Document content entries
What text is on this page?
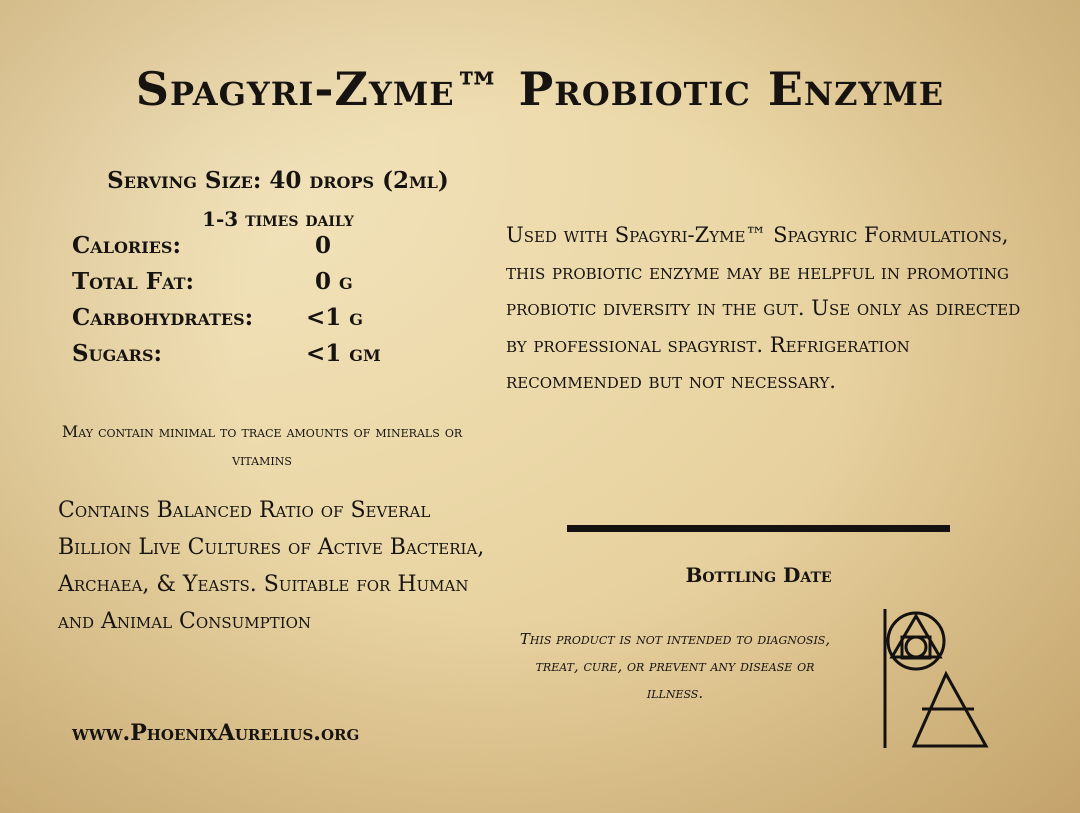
Spagyri-Zyme™ Probiotic Enzyme
Serving Size: 40 drops (2ml)
1-3 times daily
Calories:	0
Total Fat:	0 g
Carbohydrates: <1 g
Sugars:	<1 gm
May contain minimal to trace amounts of minerals or vitamins
Contains Balanced Ratio of Several Billion Live Cultures of Active Bacteria, Archaea, & Yeasts. Suitable for Human and Animal Consumption
www.PhoenixAurelius.org
Used with Spagyri-Zyme™ Spagyric Formulations, this probiotic enzyme may be helpful in promoting probiotic diversity in the gut. Use only as directed by professional spagyrist. Refrigeration recommended but not necessary.
Bottling Date
This product is not intended to diagnosis, treat, cure, or prevent any disease or illness.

Prompt. Output each record precisely as it appears, and drop every picture.

Problem solution.
What text is on this page?
Spagyri-Zyme™ Probiotic Enzyme
Serving Size: 40 drops (2ml)
1-3 times daily
Calories:	0
Total Fat:	0 g
Carbohydrates: <1 g
Sugars:	<1 gm
May contain minimal to trace amounts of minerals or vitamins
Contains Balanced Ratio of Several Billion Live Cultures of Active Bacteria, Archaea, & Yeasts. Suitable for Human and Animal Consumption
www.PhoenixAurelius.org
Used with Spagyri-Zyme™ Spagyric Formulations, this probiotic enzyme may be helpful in promoting probiotic diversity in the gut. Use only as directed by professional spagyrist. Refrigeration recommended but not necessary.
Bottling Date
This product is not intended to diagnosis, treat, cure, or prevent any disease or illness.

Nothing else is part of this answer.